# [Given data]
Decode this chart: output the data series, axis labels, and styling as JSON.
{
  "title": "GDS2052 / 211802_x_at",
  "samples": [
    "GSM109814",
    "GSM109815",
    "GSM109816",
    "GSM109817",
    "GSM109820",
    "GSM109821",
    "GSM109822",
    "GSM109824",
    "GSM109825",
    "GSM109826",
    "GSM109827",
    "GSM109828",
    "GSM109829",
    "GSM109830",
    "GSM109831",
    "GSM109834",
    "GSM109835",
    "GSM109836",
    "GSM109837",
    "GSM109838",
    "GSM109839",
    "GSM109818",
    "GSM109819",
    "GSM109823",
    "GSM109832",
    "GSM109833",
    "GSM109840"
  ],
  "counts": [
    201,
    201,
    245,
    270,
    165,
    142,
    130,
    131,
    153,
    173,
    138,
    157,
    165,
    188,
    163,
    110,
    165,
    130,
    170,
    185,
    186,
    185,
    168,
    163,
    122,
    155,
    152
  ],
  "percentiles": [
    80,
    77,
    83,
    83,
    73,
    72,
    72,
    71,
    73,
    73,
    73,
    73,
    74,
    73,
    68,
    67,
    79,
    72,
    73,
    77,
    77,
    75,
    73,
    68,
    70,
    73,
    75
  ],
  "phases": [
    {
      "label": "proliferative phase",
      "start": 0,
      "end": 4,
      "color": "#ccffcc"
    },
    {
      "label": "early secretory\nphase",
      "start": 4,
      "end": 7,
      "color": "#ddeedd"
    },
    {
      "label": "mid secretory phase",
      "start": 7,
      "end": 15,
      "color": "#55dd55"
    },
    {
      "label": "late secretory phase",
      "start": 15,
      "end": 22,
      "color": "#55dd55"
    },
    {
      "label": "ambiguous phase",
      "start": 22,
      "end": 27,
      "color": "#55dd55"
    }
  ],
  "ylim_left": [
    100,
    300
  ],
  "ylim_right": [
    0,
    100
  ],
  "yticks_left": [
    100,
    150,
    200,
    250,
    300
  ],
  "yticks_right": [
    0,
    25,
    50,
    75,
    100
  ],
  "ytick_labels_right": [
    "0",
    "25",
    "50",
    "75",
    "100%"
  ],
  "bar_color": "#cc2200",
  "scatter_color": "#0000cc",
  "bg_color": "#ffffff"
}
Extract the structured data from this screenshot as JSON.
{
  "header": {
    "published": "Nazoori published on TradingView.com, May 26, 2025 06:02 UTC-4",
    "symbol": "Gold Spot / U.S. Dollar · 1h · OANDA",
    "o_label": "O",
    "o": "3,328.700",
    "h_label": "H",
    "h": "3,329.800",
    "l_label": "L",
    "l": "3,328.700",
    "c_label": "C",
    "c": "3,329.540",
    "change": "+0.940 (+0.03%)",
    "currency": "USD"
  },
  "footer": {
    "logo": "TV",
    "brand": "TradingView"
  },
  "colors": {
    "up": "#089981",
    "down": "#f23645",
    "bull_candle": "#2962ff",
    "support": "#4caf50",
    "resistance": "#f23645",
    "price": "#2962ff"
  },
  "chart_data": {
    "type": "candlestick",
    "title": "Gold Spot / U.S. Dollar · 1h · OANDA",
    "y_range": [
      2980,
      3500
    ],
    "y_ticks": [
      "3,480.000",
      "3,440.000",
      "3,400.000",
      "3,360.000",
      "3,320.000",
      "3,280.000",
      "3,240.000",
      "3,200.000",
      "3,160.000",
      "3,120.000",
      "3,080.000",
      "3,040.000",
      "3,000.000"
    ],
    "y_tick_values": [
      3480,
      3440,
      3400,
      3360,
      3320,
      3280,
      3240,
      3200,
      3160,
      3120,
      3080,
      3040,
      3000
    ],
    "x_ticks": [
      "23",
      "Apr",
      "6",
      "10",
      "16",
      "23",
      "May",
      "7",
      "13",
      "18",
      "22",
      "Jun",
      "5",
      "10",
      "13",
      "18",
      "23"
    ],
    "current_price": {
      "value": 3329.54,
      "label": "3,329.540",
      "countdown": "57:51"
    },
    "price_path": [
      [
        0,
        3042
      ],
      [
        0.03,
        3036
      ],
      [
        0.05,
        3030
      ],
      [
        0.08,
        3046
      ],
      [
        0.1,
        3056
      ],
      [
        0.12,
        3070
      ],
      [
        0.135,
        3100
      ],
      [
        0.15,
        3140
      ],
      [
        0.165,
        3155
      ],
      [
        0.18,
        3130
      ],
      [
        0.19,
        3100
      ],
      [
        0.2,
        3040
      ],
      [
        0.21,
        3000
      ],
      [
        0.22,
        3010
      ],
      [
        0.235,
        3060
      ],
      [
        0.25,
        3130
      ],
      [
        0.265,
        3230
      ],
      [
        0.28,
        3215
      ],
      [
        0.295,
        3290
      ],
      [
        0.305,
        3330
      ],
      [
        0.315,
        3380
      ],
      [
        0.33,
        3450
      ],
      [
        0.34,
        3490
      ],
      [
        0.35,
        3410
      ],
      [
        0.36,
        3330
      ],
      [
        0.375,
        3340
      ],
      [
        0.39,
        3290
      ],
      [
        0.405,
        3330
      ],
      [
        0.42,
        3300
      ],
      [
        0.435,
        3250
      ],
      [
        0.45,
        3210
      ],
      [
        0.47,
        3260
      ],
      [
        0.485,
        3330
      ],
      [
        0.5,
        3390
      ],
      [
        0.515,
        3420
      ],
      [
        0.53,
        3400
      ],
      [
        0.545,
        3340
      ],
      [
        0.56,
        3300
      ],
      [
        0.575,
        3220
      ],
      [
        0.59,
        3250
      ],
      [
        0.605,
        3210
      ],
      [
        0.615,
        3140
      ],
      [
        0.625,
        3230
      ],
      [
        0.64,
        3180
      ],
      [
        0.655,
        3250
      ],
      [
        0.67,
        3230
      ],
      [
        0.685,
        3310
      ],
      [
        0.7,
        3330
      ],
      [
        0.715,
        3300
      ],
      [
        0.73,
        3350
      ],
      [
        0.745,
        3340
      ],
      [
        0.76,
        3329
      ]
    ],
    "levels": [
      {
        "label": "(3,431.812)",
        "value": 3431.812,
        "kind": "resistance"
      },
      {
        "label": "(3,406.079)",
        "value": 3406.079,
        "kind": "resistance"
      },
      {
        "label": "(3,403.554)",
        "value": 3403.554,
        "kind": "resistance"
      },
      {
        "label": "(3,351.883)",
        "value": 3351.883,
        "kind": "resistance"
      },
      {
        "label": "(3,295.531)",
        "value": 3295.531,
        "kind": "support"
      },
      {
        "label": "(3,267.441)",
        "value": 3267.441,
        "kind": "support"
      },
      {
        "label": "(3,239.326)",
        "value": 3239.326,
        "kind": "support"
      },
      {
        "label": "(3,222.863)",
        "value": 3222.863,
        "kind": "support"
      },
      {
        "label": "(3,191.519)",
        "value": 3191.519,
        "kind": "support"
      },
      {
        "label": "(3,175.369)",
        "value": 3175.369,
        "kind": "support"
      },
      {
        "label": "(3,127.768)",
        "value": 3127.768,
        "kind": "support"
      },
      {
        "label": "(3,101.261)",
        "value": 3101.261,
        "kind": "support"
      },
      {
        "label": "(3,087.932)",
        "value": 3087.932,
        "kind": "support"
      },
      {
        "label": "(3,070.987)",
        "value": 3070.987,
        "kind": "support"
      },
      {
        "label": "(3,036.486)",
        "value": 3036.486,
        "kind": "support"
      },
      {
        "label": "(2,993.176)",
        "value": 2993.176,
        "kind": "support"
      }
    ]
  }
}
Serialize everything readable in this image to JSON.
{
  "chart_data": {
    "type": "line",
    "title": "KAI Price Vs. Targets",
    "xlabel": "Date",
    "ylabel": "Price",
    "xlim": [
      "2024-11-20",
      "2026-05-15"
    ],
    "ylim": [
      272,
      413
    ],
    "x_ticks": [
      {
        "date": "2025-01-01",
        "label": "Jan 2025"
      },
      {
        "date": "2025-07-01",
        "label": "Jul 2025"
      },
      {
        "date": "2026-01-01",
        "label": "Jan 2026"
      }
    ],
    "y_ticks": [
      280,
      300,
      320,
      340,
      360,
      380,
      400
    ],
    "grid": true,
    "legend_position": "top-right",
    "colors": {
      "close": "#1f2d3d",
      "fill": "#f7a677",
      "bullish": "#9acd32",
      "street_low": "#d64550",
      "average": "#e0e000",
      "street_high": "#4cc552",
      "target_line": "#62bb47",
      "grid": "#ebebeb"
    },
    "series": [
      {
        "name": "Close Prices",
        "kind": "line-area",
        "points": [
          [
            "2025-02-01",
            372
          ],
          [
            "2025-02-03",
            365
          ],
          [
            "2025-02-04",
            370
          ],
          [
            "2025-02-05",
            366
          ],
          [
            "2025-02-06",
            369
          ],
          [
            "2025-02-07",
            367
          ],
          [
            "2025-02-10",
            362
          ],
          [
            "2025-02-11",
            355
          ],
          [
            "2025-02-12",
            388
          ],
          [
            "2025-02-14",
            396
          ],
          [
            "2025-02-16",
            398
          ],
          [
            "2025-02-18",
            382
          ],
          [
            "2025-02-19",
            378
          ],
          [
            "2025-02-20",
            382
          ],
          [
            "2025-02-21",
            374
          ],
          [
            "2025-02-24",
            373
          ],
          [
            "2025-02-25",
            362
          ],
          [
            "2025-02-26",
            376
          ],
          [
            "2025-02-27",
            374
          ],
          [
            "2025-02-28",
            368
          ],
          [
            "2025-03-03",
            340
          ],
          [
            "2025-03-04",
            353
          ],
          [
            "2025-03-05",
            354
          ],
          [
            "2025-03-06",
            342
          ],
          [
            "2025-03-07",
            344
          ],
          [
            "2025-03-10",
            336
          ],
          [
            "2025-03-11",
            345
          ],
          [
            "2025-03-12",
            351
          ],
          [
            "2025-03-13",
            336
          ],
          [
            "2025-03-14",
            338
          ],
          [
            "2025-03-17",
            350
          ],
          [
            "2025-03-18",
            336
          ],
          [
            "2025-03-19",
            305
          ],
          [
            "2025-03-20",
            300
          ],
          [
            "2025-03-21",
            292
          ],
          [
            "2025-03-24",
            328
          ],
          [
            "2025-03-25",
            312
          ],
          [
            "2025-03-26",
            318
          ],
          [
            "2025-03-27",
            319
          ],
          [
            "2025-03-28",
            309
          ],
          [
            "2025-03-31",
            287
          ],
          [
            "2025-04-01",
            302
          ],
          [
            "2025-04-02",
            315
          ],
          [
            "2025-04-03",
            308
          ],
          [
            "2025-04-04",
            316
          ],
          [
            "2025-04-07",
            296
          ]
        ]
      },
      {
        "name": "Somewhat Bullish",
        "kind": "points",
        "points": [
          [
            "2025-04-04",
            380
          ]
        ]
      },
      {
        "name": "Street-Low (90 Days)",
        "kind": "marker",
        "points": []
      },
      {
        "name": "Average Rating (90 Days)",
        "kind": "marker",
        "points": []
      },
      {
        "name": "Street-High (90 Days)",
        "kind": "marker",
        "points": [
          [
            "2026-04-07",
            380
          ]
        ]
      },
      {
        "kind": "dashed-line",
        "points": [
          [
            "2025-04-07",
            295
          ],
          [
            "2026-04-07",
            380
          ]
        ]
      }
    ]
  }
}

# [What is being asked]
Extract, from the listing above, every line where the string "OANDA" occurs.

# [Worked answer]
    "symbol": "Gold Spot / U.S. Dollar · 1h · OANDA",
    "title": "Gold Spot / U.S. Dollar · 1h · OANDA",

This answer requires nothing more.